* _Aim_: Reproduce all of the data exactly, with no line skipped.

---- Task data

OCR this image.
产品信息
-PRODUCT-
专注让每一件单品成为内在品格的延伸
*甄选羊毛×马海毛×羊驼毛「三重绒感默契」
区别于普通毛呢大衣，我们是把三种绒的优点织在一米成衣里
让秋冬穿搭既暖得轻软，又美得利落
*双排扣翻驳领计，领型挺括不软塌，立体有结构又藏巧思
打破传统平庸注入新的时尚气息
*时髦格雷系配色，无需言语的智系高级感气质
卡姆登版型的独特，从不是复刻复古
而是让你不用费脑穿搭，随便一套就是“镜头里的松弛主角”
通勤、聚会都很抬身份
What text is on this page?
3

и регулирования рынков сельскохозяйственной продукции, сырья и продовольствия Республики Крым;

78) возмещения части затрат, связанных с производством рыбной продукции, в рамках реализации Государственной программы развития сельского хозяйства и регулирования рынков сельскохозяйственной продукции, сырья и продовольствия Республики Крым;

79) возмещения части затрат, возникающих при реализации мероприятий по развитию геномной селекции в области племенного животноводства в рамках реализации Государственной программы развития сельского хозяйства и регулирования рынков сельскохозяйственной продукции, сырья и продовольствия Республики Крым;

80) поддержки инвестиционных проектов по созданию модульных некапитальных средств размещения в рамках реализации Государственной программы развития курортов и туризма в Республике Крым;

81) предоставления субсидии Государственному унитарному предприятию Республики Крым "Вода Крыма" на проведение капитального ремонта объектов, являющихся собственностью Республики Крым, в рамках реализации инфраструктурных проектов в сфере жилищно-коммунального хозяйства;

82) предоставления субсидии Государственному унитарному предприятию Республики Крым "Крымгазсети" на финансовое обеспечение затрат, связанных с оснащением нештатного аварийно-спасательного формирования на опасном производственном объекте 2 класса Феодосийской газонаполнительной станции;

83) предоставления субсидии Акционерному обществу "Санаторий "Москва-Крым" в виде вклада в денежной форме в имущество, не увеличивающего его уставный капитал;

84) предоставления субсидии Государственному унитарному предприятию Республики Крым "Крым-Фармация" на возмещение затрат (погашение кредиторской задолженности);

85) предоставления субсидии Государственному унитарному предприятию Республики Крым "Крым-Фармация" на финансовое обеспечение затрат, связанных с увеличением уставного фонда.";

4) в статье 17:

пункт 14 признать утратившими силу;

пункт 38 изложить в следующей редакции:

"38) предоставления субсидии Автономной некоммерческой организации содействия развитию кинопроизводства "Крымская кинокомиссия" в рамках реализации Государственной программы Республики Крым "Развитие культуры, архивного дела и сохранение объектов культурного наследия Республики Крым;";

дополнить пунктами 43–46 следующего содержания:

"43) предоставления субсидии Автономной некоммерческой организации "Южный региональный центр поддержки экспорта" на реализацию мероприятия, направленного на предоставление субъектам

--------

* _Expected answer_:
OCR this image.
产品信息
-PRODUCT-
专注让每一件单品成为内在品格的延伸
*甄选羊毛×马海毛×羊驼毛「三重绒感默契」
区别于普通毛呢大衣，我们是把三种绒的优点织在一米成衣里
让秋冬穿搭既暖得轻软，又美得利落
*双排扣翻驳领计，领型挺括不软塌，立体有结构又藏巧思
打破传统平庸注入新的时尚气息
*时髦格雷系配色，无需言语的智系高级感气质
卡姆登版型的独特，从不是复刻复古
而是让你不用费脑穿搭，随便一套就是“镜头里的松弛主角”
通勤、聚会都很抬身份
What text is on this page?
3

и регулирования рынков сельскохозяйственной продукции, сырья и продовольствия Республики Крым;

78) возмещения части затрат, связанных с производством рыбной продукции, в рамках реализации Государственной программы развития сельского хозяйства и регулирования рынков сельскохозяйственной продукции, сырья и продовольствия Республики Крым;

79) возмещения части затрат, возникающих при реализации мероприятий по развитию геномной селекции в области племенного животноводства в рамках реализации Государственной программы развития сельского хозяйства и регулирования рынков сельскохозяйственной продукции, сырья и продовольствия Республики Крым;

80) поддержки инвестиционных проектов по созданию модульных некапитальных средств размещения в рамках реализации Государственной программы развития курортов и туризма в Республике Крым;

81) предоставления субсидии Государственному унитарному предприятию Республики Крым "Вода Крыма" на проведение капитального ремонта объектов, являющихся собственностью Республики Крым, в рамках реализации инфраструктурных проектов в сфере жилищно-коммунального хозяйства;

82) предоставления субсидии Государственному унитарному предприятию Республики Крым "Крымгазсети" на финансовое обеспечение затрат, связанных с оснащением нештатного аварийно-спасательного формирования на опасном производственном объекте 2 класса Феодосийской газонаполнительной станции;

83) предоставления субсидии Акционерному обществу "Санаторий "Москва-Крым" в виде вклада в денежной форме в имущество, не увеличивающего его уставный капитал;

84) предоставления субсидии Государственному унитарному предприятию Республики Крым "Крым-Фармация" на возмещение затрат (погашение кредиторской задолженности);

85) предоставления субсидии Государственному унитарному предприятию Республики Крым "Крым-Фармация" на финансовое обеспечение затрат, связанных с увеличением уставного фонда.";

4) в статье 17:

пункт 14 признать утратившими силу;

пункт 38 изложить в следующей редакции:

"38) предоставления субсидии Автономной некоммерческой организации содействия развитию кинопроизводства "Крымская кинокомиссия" в рамках реализации Государственной программы Республики Крым "Развитие культуры, архивного дела и сохранение объектов культурного наследия Республики Крым;";

дополнить пунктами 43–46 следующего содержания:

"43) предоставления субсидии Автономной некоммерческой организации "Южный региональный центр поддержки экспорта" на реализацию мероприятия, направленного на предоставление субъектам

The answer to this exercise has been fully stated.